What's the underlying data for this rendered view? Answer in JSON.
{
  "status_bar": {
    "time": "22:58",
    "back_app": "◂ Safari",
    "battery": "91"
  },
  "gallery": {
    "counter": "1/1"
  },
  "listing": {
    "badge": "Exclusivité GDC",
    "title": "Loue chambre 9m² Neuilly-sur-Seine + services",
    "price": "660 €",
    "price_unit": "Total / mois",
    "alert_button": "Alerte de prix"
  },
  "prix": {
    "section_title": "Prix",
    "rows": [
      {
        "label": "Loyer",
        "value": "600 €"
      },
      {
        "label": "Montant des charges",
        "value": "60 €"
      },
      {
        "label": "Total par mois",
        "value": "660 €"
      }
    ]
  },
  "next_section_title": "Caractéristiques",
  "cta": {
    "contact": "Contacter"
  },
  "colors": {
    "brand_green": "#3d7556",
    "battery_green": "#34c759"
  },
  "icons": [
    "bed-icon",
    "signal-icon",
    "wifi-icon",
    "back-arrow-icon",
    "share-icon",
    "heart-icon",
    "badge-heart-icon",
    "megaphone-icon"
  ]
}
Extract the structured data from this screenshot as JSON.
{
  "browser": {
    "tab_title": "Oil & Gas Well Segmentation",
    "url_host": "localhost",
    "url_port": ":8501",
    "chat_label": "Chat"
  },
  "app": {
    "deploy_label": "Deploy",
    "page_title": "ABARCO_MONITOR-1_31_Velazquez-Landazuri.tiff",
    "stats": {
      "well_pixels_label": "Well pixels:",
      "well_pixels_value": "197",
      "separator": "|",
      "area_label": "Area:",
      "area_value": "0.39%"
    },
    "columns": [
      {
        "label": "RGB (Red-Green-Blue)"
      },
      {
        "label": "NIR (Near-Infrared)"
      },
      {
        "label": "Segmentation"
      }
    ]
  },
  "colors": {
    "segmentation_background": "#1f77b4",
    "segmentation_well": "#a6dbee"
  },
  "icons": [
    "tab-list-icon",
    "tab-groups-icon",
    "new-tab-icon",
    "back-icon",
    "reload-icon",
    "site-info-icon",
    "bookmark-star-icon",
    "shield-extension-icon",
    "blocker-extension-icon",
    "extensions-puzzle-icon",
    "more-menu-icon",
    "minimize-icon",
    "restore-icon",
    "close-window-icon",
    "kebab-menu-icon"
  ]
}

### Short problem
Beginning at the line where "Extract the structured" appears, extract each line through the end of the data above; keep them exact and include nothing else.

### Response for this exercise
Extract the structured data from this screenshot as JSON.
{
  "browser": {
    "tab_title": "Oil & Gas Well Segmentation",
    "url_host": "localhost",
    "url_port": ":8501",
    "chat_label": "Chat"
  },
  "app": {
    "deploy_label": "Deploy",
    "page_title": "ABARCO_MONITOR-1_31_Velazquez-Landazuri.tiff",
    "stats": {
      "well_pixels_label": "Well pixels:",
      "well_pixels_value": "197",
      "separator": "|",
      "area_label": "Area:",
      "area_value": "0.39%"
    },
    "columns": [
      {
        "label": "RGB (Red-Green-Blue)"
      },
      {
        "label": "NIR (Near-Infrared)"
      },
      {
        "label": "Segmentation"
      }
    ]
  },
  "colors": {
    "segmentation_background": "#1f77b4",
    "segmentation_well": "#a6dbee"
  },
  "icons": [
    "tab-list-icon",
    "tab-groups-icon",
    "new-tab-icon",
    "back-icon",
    "reload-icon",
    "site-info-icon",
    "bookmark-star-icon",
    "shield-extension-icon",
    "blocker-extension-icon",
    "extensions-puzzle-icon",
    "more-menu-icon",
    "minimize-icon",
    "restore-icon",
    "close-window-icon",
    "kebab-menu-icon"
  ]
}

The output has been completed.